EXTRACTED ENTRIES start

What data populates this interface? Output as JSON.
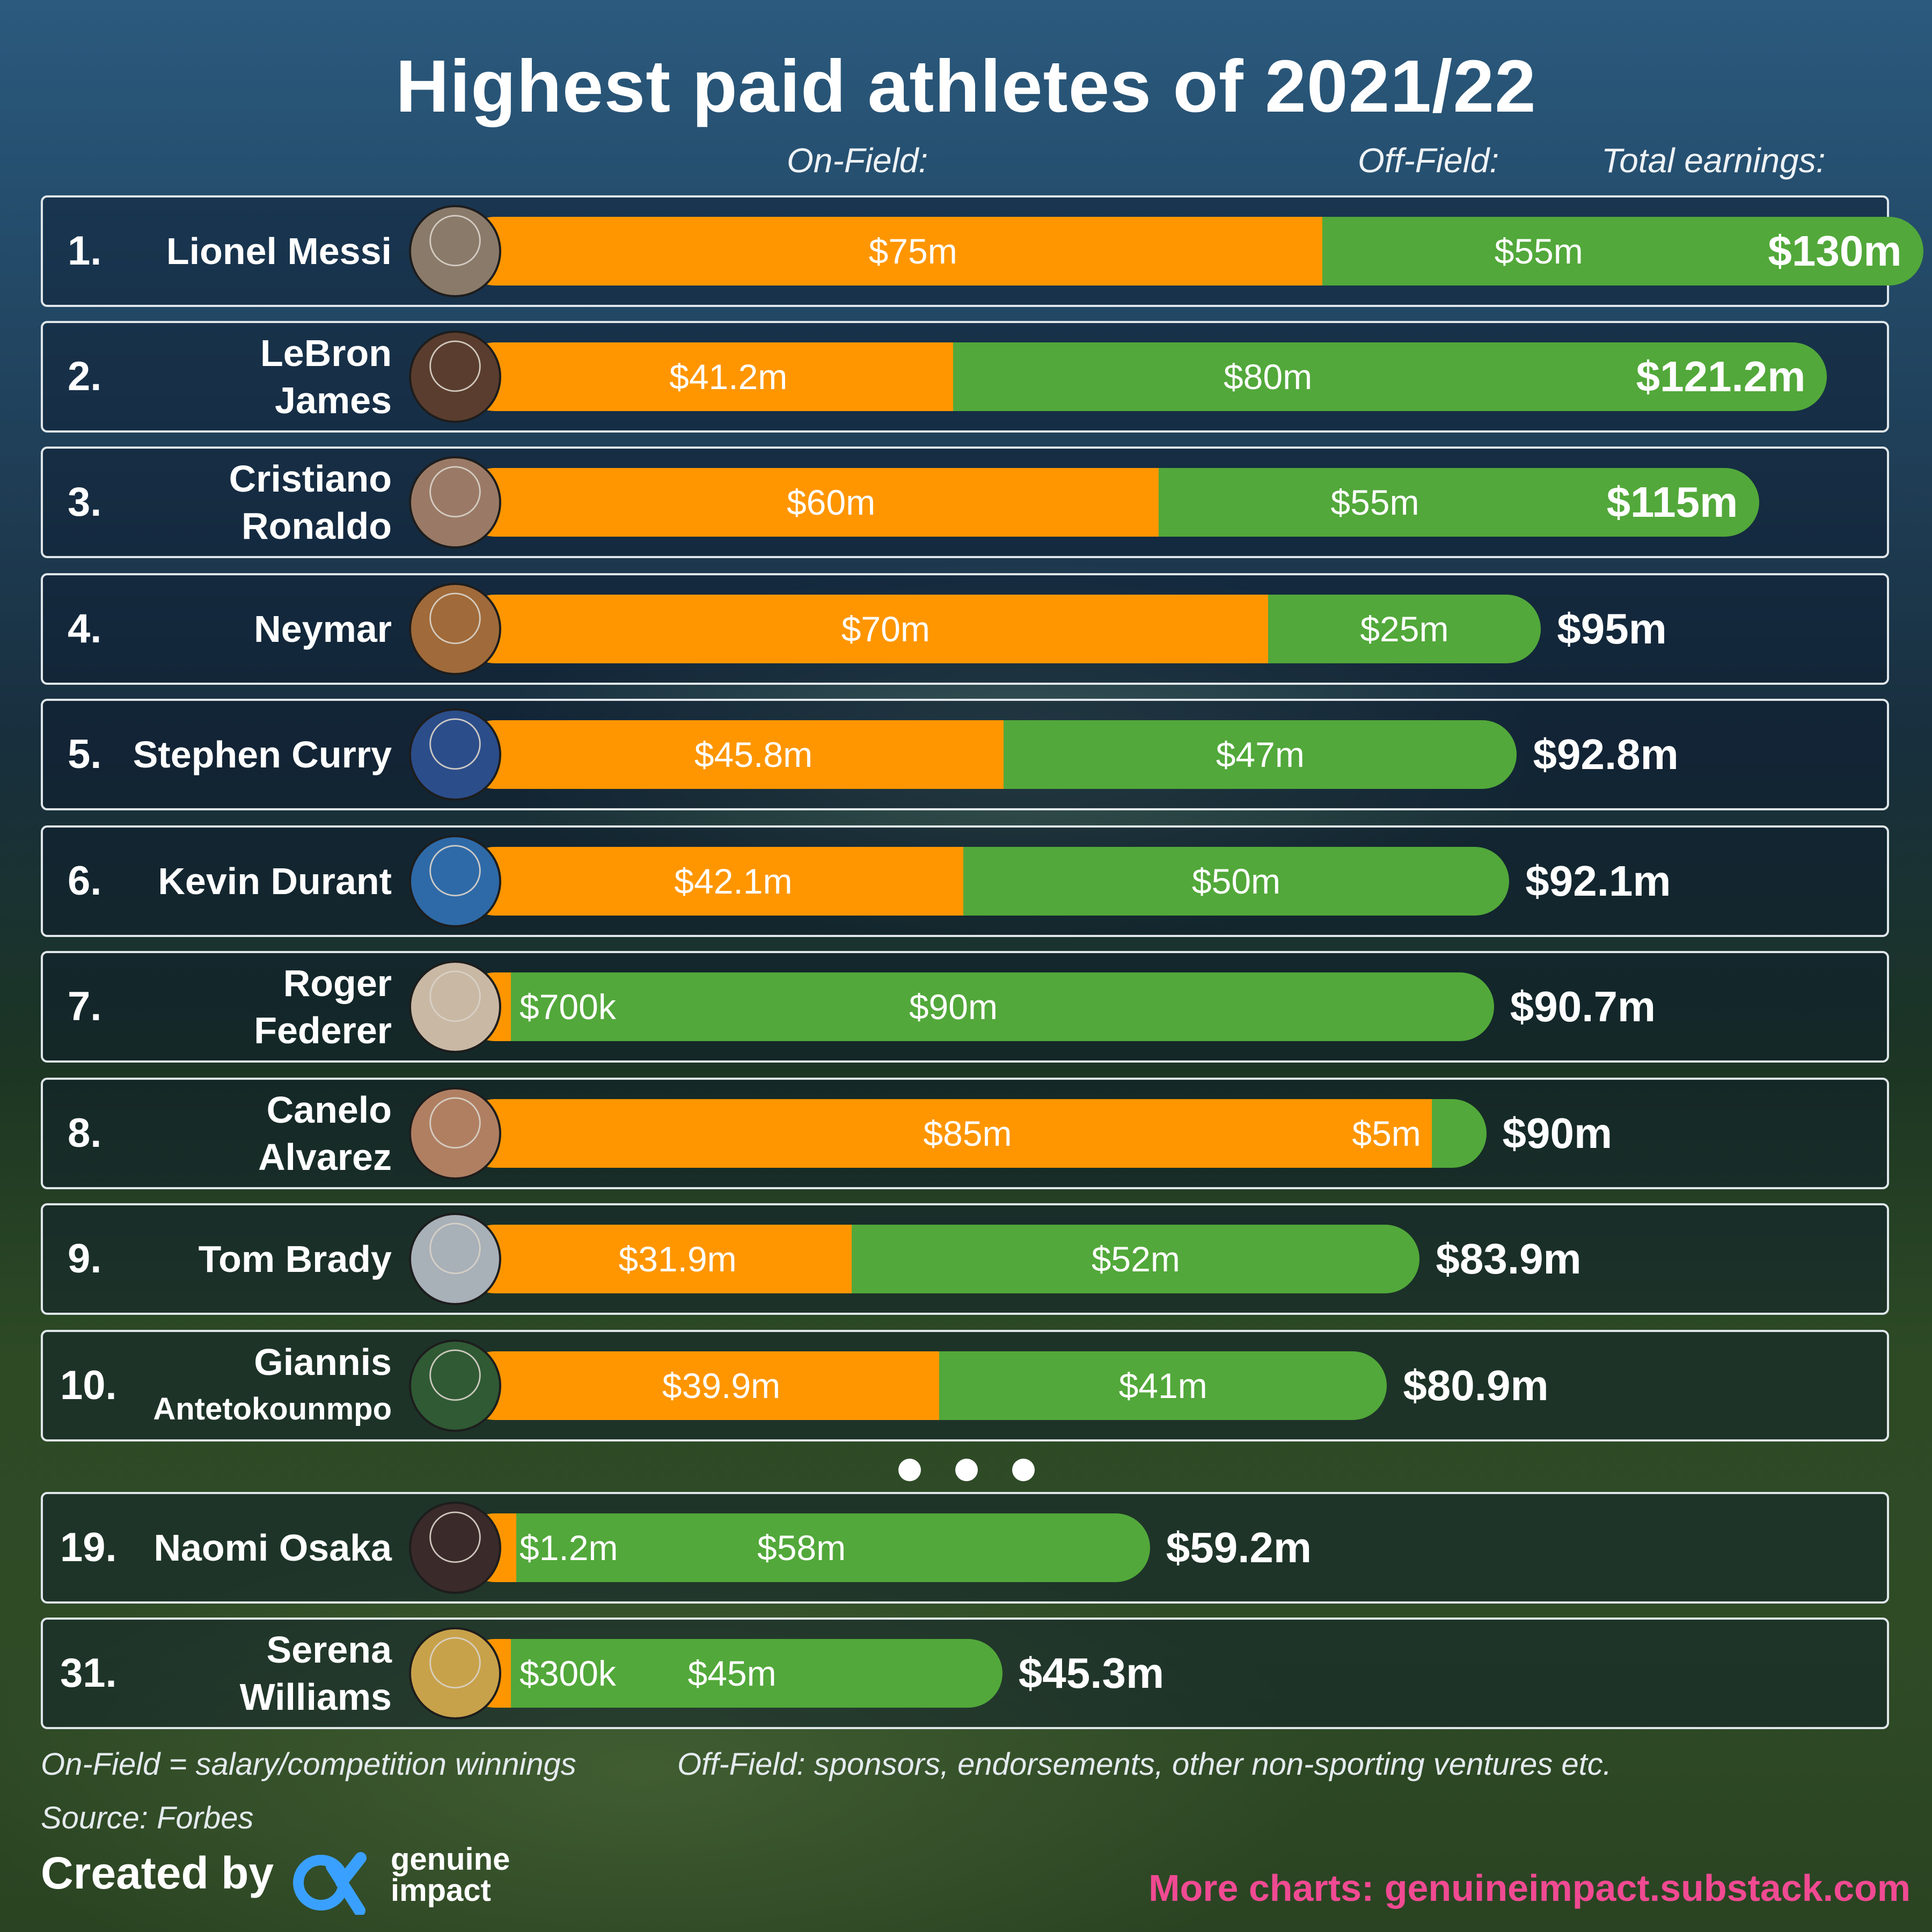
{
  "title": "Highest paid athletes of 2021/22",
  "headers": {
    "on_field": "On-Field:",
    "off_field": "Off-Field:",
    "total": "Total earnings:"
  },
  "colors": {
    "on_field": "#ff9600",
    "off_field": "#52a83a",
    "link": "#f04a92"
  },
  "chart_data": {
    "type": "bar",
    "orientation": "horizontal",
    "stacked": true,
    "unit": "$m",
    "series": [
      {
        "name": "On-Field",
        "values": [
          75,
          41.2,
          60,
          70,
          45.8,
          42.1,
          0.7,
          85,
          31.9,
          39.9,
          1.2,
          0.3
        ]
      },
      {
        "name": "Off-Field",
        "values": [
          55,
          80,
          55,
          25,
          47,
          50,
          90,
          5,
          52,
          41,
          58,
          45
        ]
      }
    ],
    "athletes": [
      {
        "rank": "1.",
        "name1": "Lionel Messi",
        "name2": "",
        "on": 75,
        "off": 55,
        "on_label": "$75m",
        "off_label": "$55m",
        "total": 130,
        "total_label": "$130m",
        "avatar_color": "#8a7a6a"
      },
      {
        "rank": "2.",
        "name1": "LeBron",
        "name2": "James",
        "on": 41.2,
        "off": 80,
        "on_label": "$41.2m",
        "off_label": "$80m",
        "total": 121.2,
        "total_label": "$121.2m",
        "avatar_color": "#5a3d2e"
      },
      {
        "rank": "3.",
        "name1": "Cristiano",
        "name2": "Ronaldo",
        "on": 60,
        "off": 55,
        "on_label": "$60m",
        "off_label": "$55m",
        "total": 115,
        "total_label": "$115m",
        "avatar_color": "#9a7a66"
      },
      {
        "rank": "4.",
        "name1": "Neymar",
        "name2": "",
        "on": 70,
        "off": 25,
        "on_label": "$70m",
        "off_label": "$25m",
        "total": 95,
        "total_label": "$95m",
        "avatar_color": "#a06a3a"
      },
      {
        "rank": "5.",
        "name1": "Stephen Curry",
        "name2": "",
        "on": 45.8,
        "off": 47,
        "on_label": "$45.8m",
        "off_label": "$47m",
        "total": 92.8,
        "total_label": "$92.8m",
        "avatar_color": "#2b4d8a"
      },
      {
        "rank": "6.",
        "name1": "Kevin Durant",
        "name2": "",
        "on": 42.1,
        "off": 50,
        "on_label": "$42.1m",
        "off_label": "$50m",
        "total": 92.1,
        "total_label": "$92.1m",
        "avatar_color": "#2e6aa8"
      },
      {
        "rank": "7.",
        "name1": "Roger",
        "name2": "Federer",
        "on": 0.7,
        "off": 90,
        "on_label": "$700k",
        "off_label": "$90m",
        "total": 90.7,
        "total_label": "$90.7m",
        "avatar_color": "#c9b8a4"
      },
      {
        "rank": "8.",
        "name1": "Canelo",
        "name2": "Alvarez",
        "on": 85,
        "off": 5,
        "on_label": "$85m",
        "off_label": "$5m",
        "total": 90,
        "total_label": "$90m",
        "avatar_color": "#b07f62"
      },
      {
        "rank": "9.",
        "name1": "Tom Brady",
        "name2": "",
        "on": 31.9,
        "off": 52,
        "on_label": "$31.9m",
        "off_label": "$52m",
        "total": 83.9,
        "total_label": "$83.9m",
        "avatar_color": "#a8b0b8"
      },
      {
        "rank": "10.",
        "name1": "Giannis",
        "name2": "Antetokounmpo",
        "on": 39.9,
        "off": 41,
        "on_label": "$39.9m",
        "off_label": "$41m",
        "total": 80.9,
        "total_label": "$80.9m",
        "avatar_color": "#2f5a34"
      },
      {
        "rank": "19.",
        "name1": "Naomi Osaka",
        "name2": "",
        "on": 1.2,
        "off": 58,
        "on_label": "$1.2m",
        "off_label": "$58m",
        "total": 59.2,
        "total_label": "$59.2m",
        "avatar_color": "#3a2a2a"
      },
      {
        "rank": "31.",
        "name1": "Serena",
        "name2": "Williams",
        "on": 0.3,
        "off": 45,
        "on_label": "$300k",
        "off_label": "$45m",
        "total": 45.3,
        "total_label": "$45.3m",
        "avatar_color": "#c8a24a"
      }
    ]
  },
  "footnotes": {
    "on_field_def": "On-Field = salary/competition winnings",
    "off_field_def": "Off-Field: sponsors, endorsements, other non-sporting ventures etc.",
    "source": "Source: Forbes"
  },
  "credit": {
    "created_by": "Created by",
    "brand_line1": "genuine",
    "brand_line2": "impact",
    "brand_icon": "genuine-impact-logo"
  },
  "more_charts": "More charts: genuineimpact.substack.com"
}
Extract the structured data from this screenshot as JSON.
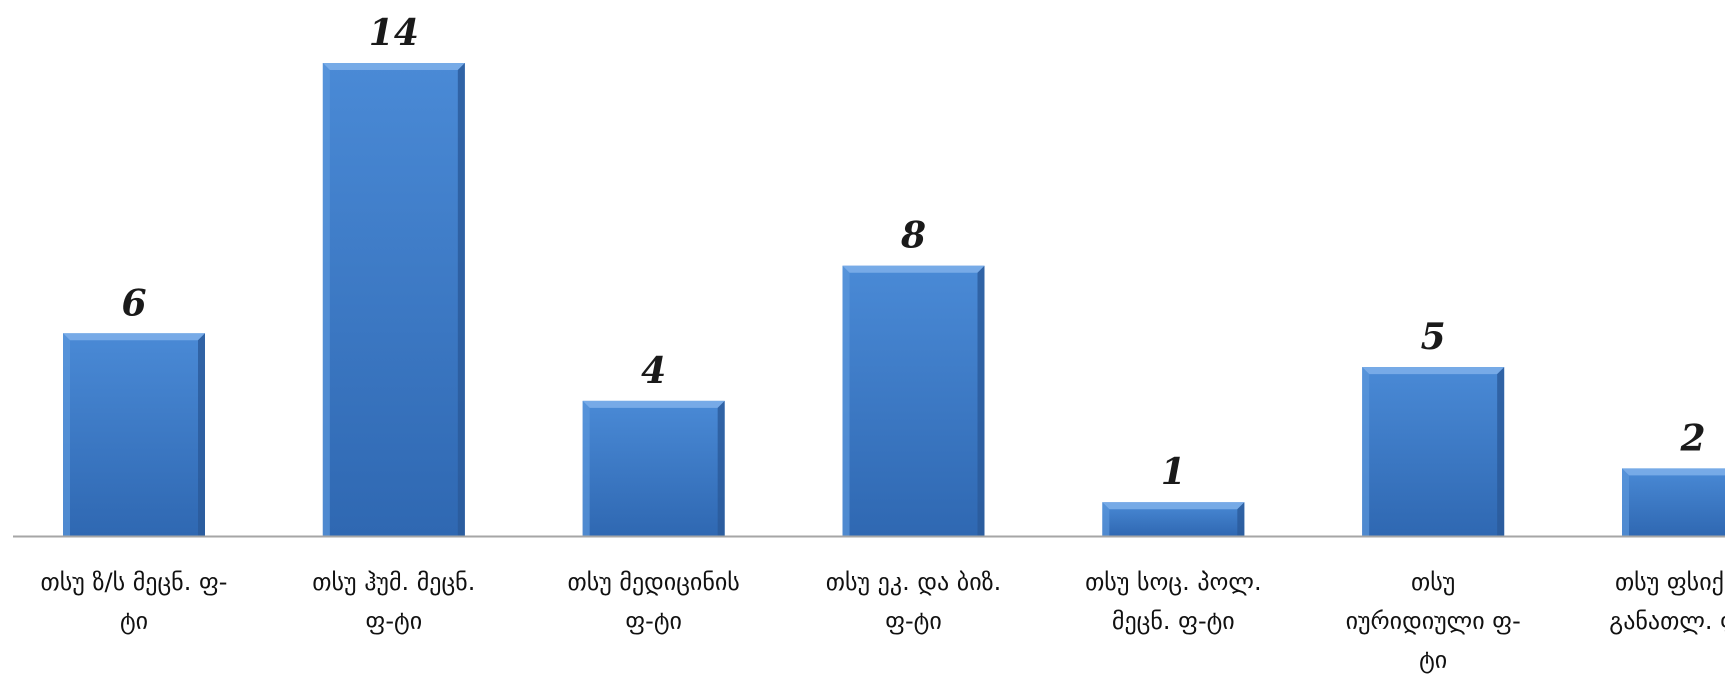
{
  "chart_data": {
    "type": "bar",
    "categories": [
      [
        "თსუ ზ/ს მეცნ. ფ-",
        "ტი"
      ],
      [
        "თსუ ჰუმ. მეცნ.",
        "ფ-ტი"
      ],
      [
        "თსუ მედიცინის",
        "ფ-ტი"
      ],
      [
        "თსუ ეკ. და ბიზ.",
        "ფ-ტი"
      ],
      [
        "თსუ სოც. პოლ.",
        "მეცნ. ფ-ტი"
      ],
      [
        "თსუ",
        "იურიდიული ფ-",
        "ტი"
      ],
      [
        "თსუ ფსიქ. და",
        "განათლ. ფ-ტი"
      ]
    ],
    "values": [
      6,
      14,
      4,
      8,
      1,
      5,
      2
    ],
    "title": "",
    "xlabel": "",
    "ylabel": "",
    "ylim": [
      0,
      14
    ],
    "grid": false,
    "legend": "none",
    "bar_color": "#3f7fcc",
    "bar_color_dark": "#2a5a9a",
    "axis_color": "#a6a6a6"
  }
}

EXTRACTED ENTRIES end

TO BE DONE:
Transcribe each entry above exactly, apart from the pictures.

EXERCISE OUTPUT:
What data populates this interface? Output as JSON.
{
  "title": "Highest paid athletes of 2021/22",
  "headers": {
    "on_field": "On-Field:",
    "off_field": "Off-Field:",
    "total": "Total earnings:"
  },
  "colors": {
    "on_field": "#ff9600",
    "off_field": "#52a83a",
    "link": "#f04a92"
  },
  "chart_data": {
    "type": "bar",
    "orientation": "horizontal",
    "stacked": true,
    "unit": "$m",
    "series": [
      {
        "name": "On-Field",
        "values": [
          75,
          41.2,
          60,
          70,
          45.8,
          42.1,
          0.7,
          85,
          31.9,
          39.9,
          1.2,
          0.3
        ]
      },
      {
        "name": "Off-Field",
        "values": [
          55,
          80,
          55,
          25,
          47,
          50,
          90,
          5,
          52,
          41,
          58,
          45
        ]
      }
    ],
    "athletes": [
      {
        "rank": "1.",
        "name1": "Lionel Messi",
        "name2": "",
        "on": 75,
        "off": 55,
        "on_label": "$75m",
        "off_label": "$55m",
        "total": 130,
        "total_label": "$130m",
        "avatar_color": "#8a7a6a"
      },
      {
        "rank": "2.",
        "name1": "LeBron",
        "name2": "James",
        "on": 41.2,
        "off": 80,
        "on_label": "$41.2m",
        "off_label": "$80m",
        "total": 121.2,
        "total_label": "$121.2m",
        "avatar_color": "#5a3d2e"
      },
      {
        "rank": "3.",
        "name1": "Cristiano",
        "name2": "Ronaldo",
        "on": 60,
        "off": 55,
        "on_label": "$60m",
        "off_label": "$55m",
        "total": 115,
        "total_label": "$115m",
        "avatar_color": "#9a7a66"
      },
      {
        "rank": "4.",
        "name1": "Neymar",
        "name2": "",
        "on": 70,
        "off": 25,
        "on_label": "$70m",
        "off_label": "$25m",
        "total": 95,
        "total_label": "$95m",
        "avatar_color": "#a06a3a"
      },
      {
        "rank": "5.",
        "name1": "Stephen Curry",
        "name2": "",
        "on": 45.8,
        "off": 47,
        "on_label": "$45.8m",
        "off_label": "$47m",
        "total": 92.8,
        "total_label": "$92.8m",
        "avatar_color": "#2b4d8a"
      },
      {
        "rank": "6.",
        "name1": "Kevin Durant",
        "name2": "",
        "on": 42.1,
        "off": 50,
        "on_label": "$42.1m",
        "off_label": "$50m",
        "total": 92.1,
        "total_label": "$92.1m",
        "avatar_color": "#2e6aa8"
      },
      {
        "rank": "7.",
        "name1": "Roger",
        "name2": "Federer",
        "on": 0.7,
        "off": 90,
        "on_label": "$700k",
        "off_label": "$90m",
        "total": 90.7,
        "total_label": "$90.7m",
        "avatar_color": "#c9b8a4"
      },
      {
        "rank": "8.",
        "name1": "Canelo",
        "name2": "Alvarez",
        "on": 85,
        "off": 5,
        "on_label": "$85m",
        "off_label": "$5m",
        "total": 90,
        "total_label": "$90m",
        "avatar_color": "#b07f62"
      },
      {
        "rank": "9.",
        "name1": "Tom Brady",
        "name2": "",
        "on": 31.9,
        "off": 52,
        "on_label": "$31.9m",
        "off_label": "$52m",
        "total": 83.9,
        "total_label": "$83.9m",
        "avatar_color": "#a8b0b8"
      },
      {
        "rank": "10.",
        "name1": "Giannis",
        "name2": "Antetokounmpo",
        "on": 39.9,
        "off": 41,
        "on_label": "$39.9m",
        "off_label": "$41m",
        "total": 80.9,
        "total_label": "$80.9m",
        "avatar_color": "#2f5a34"
      },
      {
        "rank": "19.",
        "name1": "Naomi Osaka",
        "name2": "",
        "on": 1.2,
        "off": 58,
        "on_label": "$1.2m",
        "off_label": "$58m",
        "total": 59.2,
        "total_label": "$59.2m",
        "avatar_color": "#3a2a2a"
      },
      {
        "rank": "31.",
        "name1": "Serena",
        "name2": "Williams",
        "on": 0.3,
        "off": 45,
        "on_label": "$300k",
        "off_label": "$45m",
        "total": 45.3,
        "total_label": "$45.3m",
        "avatar_color": "#c8a24a"
      }
    ]
  },
  "footnotes": {
    "on_field_def": "On-Field = salary/competition winnings",
    "off_field_def": "Off-Field: sponsors, endorsements, other non-sporting ventures etc.",
    "source": "Source: Forbes"
  },
  "credit": {
    "created_by": "Created by",
    "brand_line1": "genuine",
    "brand_line2": "impact",
    "brand_icon": "genuine-impact-logo"
  },
  "more_charts": "More charts: genuineimpact.substack.com"
}
Extract the structured data from this screenshot as JSON.
{
  "chart_data": {
    "type": "bar",
    "categories": [
      [
        "თსუ ზ/ს მეცნ. ფ-",
        "ტი"
      ],
      [
        "თსუ ჰუმ. მეცნ.",
        "ფ-ტი"
      ],
      [
        "თსუ მედიცინის",
        "ფ-ტი"
      ],
      [
        "თსუ ეკ. და ბიზ.",
        "ფ-ტი"
      ],
      [
        "თსუ სოც. პოლ.",
        "მეცნ. ფ-ტი"
      ],
      [
        "თსუ",
        "იურიდიული ფ-",
        "ტი"
      ],
      [
        "თსუ ფსიქ. და",
        "განათლ. ფ-ტი"
      ]
    ],
    "values": [
      6,
      14,
      4,
      8,
      1,
      5,
      2
    ],
    "title": "",
    "xlabel": "",
    "ylabel": "",
    "ylim": [
      0,
      14
    ],
    "grid": false,
    "legend": "none",
    "bar_color": "#3f7fcc",
    "bar_color_dark": "#2a5a9a",
    "axis_color": "#a6a6a6"
  }
}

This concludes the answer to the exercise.